= ACTIVITY =
Your answer should consist of the lines in the data below that contain "title".

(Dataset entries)
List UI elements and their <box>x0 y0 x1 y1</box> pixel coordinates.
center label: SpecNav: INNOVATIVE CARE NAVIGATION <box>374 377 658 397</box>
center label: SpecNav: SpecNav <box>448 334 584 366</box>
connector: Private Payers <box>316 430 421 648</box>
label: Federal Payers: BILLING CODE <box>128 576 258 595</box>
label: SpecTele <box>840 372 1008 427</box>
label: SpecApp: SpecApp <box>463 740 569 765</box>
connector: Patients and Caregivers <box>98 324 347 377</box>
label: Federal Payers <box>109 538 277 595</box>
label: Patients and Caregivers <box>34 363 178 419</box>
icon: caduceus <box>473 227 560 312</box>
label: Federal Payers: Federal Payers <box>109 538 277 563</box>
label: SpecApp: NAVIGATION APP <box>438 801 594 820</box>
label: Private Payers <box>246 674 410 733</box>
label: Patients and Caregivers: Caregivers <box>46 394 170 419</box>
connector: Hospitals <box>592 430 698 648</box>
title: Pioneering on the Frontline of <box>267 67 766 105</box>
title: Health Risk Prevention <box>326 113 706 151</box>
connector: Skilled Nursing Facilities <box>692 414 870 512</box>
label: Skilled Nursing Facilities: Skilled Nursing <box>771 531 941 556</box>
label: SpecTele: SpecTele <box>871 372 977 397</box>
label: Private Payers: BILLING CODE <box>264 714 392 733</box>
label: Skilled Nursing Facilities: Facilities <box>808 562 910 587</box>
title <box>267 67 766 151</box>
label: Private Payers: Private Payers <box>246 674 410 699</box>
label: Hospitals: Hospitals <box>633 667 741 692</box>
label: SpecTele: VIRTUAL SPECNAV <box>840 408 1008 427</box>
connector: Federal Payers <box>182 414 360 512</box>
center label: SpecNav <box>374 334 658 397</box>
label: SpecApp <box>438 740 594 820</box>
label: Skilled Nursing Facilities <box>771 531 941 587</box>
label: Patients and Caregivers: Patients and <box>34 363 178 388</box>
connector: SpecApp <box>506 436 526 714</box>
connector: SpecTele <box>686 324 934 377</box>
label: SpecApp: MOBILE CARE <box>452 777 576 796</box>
---
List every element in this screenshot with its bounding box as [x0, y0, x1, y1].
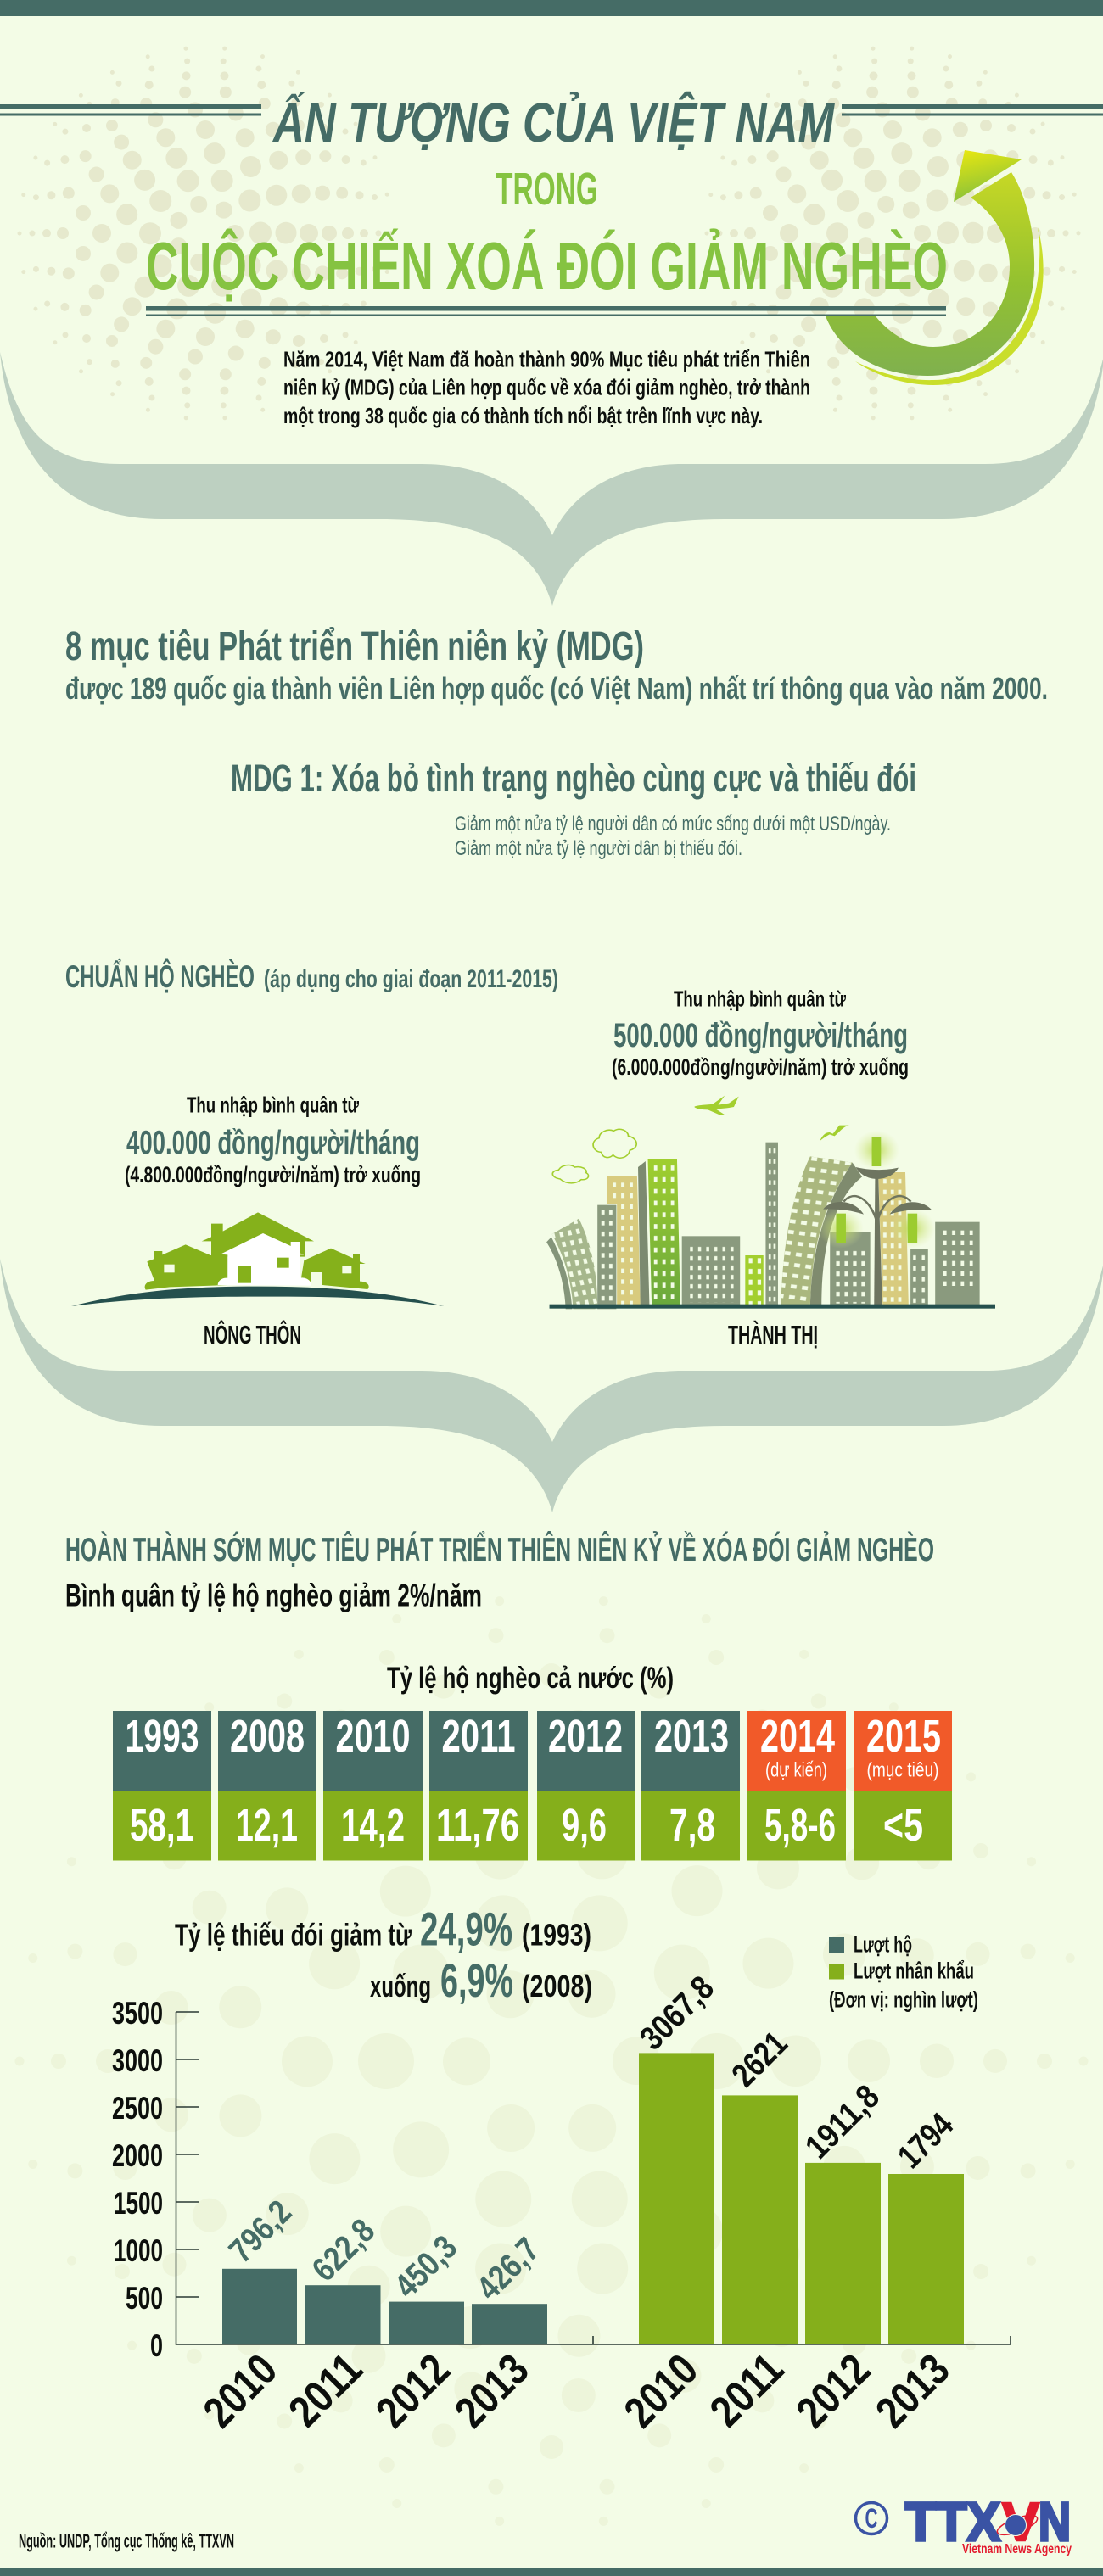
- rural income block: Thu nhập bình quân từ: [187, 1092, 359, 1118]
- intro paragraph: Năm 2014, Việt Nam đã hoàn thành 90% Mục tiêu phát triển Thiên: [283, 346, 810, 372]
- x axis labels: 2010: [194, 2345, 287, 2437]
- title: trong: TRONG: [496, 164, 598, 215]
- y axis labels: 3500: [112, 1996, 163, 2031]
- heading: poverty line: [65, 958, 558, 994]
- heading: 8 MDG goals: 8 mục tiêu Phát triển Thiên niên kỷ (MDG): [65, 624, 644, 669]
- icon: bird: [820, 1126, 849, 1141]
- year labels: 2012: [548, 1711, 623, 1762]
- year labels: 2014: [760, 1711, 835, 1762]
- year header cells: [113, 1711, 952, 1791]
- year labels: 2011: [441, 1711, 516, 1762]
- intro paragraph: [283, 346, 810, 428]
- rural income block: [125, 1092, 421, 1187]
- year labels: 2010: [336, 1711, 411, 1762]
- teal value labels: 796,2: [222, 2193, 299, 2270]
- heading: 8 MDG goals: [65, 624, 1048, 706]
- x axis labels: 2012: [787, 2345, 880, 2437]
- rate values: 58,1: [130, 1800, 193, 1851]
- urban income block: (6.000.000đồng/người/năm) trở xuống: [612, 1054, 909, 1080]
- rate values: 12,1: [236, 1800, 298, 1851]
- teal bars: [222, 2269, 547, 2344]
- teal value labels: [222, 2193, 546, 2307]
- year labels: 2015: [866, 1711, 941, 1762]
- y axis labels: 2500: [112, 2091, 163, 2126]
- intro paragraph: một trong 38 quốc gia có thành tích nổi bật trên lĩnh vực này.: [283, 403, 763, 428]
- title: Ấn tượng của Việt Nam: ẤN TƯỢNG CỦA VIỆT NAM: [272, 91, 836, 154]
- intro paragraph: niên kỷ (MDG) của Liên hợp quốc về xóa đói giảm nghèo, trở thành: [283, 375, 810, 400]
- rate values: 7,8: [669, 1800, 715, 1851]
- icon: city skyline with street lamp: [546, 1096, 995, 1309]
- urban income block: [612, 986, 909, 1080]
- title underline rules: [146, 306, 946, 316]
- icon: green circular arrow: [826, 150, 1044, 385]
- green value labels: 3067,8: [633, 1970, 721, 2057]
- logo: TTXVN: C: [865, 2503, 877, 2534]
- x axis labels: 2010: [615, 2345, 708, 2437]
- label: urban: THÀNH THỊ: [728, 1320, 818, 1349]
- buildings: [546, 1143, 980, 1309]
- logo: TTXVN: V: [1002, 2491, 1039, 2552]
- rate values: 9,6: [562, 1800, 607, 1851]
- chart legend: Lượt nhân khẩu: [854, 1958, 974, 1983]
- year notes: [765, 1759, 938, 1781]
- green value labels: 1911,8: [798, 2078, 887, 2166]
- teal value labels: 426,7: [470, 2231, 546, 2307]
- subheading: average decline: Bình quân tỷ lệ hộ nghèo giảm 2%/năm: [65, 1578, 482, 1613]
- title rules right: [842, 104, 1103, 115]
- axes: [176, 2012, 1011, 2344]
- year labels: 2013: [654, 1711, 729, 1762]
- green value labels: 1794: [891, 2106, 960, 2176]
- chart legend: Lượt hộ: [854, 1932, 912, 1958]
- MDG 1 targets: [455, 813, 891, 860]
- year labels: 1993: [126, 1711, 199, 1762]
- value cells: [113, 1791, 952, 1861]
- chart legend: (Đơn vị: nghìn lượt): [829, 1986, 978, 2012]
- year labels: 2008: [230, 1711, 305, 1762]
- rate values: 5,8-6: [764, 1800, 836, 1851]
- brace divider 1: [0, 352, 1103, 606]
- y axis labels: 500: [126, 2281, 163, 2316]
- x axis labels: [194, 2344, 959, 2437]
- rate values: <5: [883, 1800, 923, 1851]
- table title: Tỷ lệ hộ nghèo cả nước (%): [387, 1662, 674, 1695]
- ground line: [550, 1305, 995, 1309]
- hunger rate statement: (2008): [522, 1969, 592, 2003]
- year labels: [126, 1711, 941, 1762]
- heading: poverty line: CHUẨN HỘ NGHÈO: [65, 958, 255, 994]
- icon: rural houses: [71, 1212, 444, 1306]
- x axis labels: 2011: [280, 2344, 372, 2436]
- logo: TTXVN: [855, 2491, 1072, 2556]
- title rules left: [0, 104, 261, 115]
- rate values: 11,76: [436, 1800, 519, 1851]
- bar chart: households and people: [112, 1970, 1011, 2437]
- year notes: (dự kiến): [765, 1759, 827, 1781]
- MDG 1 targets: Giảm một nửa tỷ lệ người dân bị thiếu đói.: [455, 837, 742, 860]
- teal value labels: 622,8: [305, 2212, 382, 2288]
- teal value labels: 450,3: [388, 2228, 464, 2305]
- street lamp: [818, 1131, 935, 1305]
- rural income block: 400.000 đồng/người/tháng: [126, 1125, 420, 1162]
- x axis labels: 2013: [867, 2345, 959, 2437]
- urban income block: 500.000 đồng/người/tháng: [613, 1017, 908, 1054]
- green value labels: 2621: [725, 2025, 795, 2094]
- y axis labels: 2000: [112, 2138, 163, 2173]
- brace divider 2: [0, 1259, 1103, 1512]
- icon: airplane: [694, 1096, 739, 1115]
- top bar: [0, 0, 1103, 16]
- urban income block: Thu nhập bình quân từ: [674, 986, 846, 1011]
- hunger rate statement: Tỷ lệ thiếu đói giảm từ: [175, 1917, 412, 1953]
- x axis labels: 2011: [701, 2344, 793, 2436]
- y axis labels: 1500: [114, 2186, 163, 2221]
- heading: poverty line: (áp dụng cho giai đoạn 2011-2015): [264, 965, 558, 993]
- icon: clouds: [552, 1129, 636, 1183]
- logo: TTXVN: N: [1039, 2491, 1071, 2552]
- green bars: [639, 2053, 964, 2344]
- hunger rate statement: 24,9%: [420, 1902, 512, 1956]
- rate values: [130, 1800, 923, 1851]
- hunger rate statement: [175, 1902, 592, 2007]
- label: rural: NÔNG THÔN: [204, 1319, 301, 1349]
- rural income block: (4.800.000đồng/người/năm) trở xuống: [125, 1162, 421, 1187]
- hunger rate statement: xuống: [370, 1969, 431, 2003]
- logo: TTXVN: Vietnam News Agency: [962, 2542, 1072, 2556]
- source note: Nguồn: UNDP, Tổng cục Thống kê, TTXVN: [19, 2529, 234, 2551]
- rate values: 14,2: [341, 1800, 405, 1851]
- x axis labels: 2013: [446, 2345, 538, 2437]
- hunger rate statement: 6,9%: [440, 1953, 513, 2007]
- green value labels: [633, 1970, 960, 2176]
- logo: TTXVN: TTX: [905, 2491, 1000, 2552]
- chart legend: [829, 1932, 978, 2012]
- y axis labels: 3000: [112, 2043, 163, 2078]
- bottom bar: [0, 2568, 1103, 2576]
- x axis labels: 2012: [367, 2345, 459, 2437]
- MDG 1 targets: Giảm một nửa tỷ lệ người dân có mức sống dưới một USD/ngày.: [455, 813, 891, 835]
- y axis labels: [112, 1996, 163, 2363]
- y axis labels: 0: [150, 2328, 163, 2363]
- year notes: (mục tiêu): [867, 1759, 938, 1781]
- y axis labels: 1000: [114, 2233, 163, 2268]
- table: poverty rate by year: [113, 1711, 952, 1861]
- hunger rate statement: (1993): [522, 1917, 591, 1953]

= ANSWER SPACE =
title: Pioneering on the Frontline of <box>267 67 766 105</box>
title: Health Risk Prevention <box>326 113 706 151</box>
title <box>267 67 766 151</box>
- title: trong: TRONG: [496, 164, 598, 215]
- title: Ấn tượng của Việt Nam: ẤN TƯỢNG CỦA VIỆT NAM: [272, 91, 836, 154]
- title underline rules: [146, 306, 946, 316]
- title rules right: [842, 104, 1103, 115]
- table title: Tỷ lệ hộ nghèo cả nước (%): [387, 1662, 674, 1695]
- title rules left: [0, 104, 261, 115]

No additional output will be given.